**PROVIDED DATA:**
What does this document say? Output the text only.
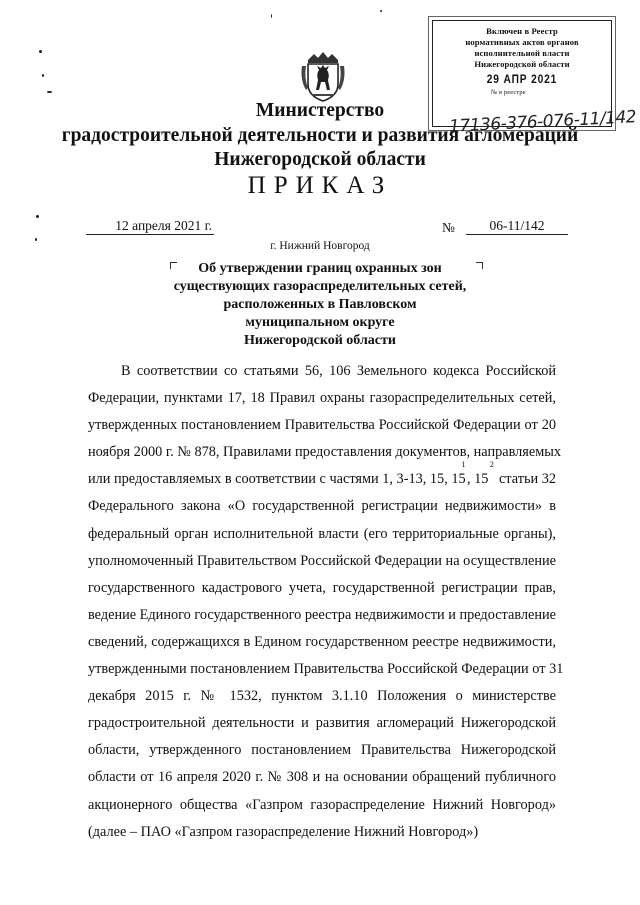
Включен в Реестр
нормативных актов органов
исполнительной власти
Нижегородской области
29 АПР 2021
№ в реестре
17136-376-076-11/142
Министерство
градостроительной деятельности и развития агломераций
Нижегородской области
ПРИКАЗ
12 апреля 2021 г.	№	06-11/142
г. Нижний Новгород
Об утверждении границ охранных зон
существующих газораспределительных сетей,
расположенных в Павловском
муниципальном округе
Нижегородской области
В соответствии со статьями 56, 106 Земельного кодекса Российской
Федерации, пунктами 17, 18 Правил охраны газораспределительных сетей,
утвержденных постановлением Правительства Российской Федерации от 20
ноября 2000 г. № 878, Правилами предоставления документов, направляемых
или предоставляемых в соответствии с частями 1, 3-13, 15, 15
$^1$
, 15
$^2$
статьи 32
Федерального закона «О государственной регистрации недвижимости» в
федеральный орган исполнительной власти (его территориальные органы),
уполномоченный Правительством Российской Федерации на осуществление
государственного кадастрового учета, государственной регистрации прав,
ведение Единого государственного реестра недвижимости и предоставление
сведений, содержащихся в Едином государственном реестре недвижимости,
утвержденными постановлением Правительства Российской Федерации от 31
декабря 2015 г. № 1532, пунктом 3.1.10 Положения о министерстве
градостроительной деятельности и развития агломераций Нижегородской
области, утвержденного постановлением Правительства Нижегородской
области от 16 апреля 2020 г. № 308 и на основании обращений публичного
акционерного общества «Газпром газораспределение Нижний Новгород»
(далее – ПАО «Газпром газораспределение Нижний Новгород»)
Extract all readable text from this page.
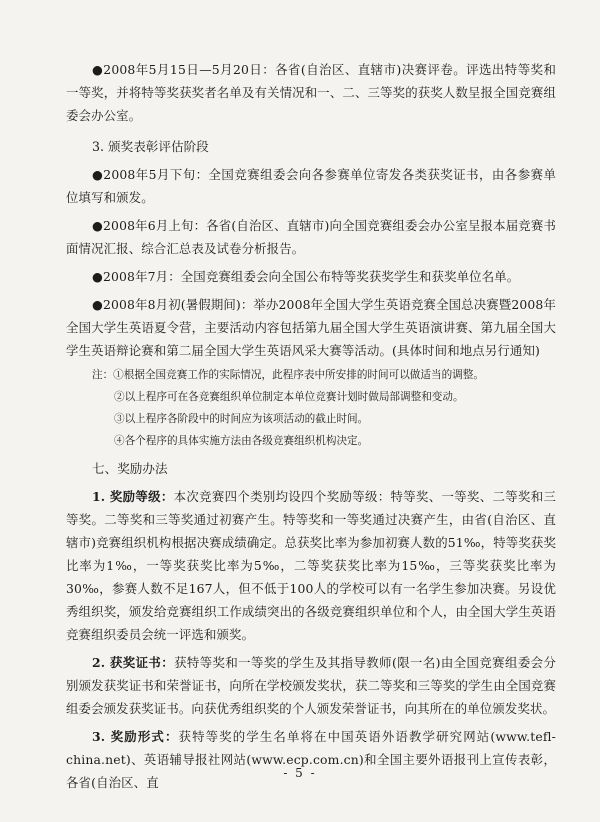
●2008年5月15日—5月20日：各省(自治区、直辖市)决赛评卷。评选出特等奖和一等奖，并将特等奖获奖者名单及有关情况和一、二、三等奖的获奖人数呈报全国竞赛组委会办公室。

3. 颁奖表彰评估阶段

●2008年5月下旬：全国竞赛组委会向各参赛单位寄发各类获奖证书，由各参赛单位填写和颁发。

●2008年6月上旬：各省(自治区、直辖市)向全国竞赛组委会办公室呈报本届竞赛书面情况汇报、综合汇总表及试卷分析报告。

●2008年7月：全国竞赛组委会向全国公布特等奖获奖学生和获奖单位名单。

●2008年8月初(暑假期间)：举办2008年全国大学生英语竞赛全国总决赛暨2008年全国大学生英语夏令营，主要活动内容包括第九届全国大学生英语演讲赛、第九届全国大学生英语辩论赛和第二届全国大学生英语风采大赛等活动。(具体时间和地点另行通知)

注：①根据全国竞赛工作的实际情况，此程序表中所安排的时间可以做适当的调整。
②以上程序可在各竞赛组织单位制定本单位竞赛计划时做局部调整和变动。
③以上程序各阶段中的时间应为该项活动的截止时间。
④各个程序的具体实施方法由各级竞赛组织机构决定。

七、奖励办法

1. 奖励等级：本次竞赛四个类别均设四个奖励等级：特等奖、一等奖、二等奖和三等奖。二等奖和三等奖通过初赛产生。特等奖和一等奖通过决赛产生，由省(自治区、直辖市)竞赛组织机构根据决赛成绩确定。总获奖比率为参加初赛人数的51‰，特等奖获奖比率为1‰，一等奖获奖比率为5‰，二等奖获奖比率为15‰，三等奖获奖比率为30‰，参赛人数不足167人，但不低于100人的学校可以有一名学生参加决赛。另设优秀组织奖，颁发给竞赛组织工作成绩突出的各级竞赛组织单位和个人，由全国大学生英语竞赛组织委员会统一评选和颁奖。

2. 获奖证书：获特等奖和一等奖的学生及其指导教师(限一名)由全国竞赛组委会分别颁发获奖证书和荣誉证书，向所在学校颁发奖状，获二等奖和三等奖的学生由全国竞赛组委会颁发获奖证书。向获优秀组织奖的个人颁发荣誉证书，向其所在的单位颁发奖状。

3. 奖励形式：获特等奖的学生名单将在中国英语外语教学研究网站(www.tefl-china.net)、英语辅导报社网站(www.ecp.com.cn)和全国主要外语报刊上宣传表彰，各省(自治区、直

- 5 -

--

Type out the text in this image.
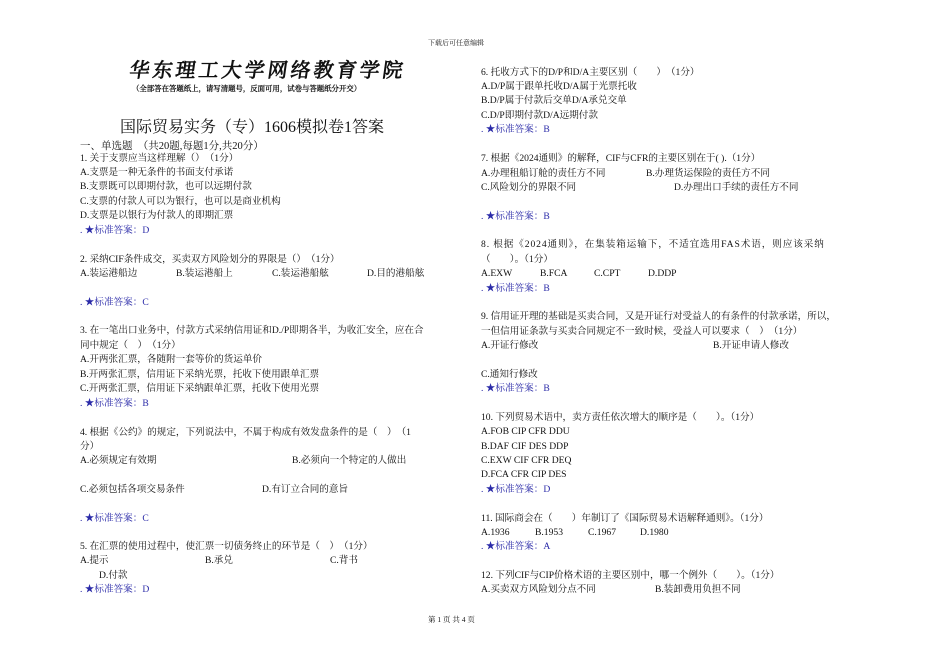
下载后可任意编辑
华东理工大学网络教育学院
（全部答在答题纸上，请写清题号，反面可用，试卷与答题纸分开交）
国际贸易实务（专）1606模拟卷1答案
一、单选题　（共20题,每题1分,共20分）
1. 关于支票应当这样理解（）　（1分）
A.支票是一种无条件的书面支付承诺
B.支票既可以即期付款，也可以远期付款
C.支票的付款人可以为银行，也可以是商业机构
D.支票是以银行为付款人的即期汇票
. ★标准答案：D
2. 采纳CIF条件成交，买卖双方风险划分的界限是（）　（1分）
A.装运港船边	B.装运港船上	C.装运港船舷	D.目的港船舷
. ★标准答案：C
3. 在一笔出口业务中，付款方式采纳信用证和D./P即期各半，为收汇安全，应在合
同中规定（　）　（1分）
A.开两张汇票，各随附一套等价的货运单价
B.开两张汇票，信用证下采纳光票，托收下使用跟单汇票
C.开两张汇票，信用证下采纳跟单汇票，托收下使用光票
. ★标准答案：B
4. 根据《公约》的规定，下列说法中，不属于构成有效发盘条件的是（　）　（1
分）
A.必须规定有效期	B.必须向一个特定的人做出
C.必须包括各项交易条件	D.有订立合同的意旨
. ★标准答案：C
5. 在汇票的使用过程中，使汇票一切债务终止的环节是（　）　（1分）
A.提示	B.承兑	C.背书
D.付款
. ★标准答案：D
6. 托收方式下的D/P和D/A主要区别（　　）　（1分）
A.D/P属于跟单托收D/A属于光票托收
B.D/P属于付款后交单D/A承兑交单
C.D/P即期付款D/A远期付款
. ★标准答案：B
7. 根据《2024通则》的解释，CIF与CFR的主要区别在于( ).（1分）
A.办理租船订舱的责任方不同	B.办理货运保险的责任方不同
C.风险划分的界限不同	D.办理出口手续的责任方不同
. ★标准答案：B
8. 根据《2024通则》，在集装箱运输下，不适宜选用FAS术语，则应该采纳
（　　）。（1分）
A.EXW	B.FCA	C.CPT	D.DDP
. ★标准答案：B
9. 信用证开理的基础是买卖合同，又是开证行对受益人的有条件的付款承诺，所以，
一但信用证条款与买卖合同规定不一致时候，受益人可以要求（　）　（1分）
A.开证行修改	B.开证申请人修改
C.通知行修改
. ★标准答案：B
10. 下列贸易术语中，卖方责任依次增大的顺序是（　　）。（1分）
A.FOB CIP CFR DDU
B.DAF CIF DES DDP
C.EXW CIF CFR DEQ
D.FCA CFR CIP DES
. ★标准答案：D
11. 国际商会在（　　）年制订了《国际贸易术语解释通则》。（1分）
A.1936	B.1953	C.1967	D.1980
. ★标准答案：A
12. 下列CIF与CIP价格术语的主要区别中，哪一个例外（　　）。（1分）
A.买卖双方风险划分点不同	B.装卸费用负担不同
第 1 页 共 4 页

---

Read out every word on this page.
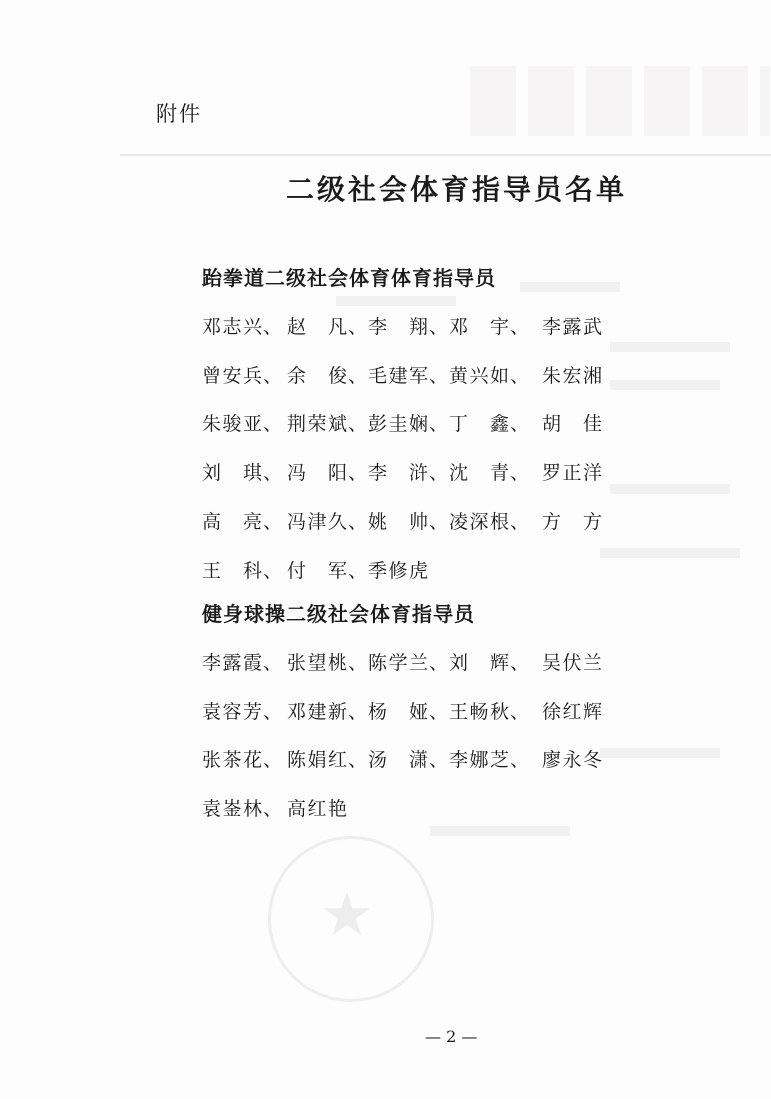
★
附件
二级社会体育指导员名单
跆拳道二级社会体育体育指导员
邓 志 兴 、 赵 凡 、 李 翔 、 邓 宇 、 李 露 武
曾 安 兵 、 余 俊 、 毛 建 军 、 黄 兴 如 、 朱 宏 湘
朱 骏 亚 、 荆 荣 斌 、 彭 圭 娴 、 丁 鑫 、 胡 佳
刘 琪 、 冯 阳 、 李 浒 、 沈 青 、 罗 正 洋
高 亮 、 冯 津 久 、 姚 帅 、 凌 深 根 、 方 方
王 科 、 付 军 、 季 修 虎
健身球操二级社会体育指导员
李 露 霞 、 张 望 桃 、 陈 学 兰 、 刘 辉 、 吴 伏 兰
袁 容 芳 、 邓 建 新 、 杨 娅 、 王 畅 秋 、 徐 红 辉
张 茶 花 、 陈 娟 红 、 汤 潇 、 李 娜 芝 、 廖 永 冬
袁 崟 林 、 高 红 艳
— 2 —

**SHORT EXERCISE:**
Go through the records above and copy every line with the word "this".

**FINISHED EXERCISE:**
What does this document say? Output the text only.
Extract all readable text from this page.
Type out the text in this image.
Read out every word on this page.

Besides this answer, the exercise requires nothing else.